▶ WHAT NEEDS TO BE DONE: Extract all lines containing "точек".

Extracted data entries:
★ ★ ★
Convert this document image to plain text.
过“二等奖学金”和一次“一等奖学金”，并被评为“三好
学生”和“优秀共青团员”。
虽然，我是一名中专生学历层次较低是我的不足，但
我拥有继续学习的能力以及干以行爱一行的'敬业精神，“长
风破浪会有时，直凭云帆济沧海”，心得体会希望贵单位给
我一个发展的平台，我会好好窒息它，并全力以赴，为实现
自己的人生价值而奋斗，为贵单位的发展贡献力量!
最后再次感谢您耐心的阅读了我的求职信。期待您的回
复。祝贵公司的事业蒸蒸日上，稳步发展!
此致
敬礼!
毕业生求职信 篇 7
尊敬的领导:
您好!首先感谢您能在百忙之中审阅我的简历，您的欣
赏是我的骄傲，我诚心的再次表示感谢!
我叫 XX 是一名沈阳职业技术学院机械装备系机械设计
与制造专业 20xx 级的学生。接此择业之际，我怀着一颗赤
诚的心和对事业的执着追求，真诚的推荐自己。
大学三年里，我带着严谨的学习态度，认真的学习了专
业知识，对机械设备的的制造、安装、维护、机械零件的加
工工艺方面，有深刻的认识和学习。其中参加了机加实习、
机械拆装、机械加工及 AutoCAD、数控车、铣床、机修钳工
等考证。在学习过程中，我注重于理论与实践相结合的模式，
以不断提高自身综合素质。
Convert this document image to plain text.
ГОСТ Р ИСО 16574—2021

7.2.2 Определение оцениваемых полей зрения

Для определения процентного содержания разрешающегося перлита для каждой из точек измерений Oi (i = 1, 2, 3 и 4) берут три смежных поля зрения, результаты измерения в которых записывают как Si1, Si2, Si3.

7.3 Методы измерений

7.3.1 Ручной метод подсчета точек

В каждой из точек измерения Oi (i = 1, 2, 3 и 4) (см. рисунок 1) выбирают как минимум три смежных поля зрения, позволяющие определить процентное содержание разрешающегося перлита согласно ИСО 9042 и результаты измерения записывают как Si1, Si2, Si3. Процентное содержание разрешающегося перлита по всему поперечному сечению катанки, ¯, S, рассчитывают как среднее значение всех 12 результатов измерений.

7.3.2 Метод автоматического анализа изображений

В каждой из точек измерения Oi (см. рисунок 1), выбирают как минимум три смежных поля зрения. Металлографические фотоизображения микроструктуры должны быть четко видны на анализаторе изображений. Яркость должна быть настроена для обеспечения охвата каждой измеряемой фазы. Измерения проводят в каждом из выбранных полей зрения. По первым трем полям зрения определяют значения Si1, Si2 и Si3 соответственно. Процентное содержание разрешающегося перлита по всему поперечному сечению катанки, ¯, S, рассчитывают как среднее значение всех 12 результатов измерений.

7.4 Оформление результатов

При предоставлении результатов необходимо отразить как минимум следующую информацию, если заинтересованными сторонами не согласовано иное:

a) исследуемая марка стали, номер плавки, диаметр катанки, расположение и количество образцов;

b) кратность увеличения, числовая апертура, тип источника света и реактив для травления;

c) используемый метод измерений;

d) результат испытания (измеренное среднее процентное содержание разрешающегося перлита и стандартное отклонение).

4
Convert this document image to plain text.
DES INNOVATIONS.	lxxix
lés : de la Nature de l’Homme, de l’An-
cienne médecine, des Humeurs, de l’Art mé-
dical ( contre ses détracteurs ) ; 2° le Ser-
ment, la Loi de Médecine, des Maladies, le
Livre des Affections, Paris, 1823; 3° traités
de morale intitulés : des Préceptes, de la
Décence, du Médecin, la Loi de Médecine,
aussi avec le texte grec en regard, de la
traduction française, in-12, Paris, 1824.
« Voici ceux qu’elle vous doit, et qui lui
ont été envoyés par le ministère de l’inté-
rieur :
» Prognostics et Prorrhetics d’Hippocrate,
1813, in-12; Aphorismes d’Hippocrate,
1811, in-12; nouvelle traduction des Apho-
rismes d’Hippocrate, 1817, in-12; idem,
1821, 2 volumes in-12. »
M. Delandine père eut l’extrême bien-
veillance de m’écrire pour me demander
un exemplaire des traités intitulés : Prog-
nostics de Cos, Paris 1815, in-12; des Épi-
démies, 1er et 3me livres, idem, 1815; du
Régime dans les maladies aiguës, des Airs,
★ ★ ★
▶ EXERCISE SOLUTION:
Для определения процентного содержания разрешающегося перлита для каждой из точек измерений Oi (i = 1, 2, 3 и 4) берут три смежных поля зрения, результаты измерения в которых записывают как Si1, Si2, Si3.
7.3.1 Ручной метод подсчета точек
В каждой из точек измерения Oi (i = 1, 2, 3 и 4) (см. рисунок 1) выбирают как минимум три смежных поля зрения, позволяющие определить процентное содержание разрешающегося перлита согласно ИСО 9042 и результаты измерения записывают как Si1, Si2, Si3. Процентное содержание разрешающегося перлита по всему поперечному сечению катанки, ¯, S, рассчитывают как среднее значение всех 12 результатов измерений.
В каждой из точек измерения Oi (см. рисунок 1), выбирают как минимум три смежных поля зрения. Металлографические фотоизображения микроструктуры должны быть четко видны на анализаторе изображений. Яркость должна быть настроена для обеспечения охвата каждой измеряемой фазы. Измерения проводят в каждом из выбранных полей зрения. По первым трем полям зрения определяют значения Si1, Si2 и Si3 соответственно. Процентное содержание разрешающегося перлита по всему поперечному сечению катанки, ¯, S, рассчитывают как среднее значение всех 12 результатов измерений.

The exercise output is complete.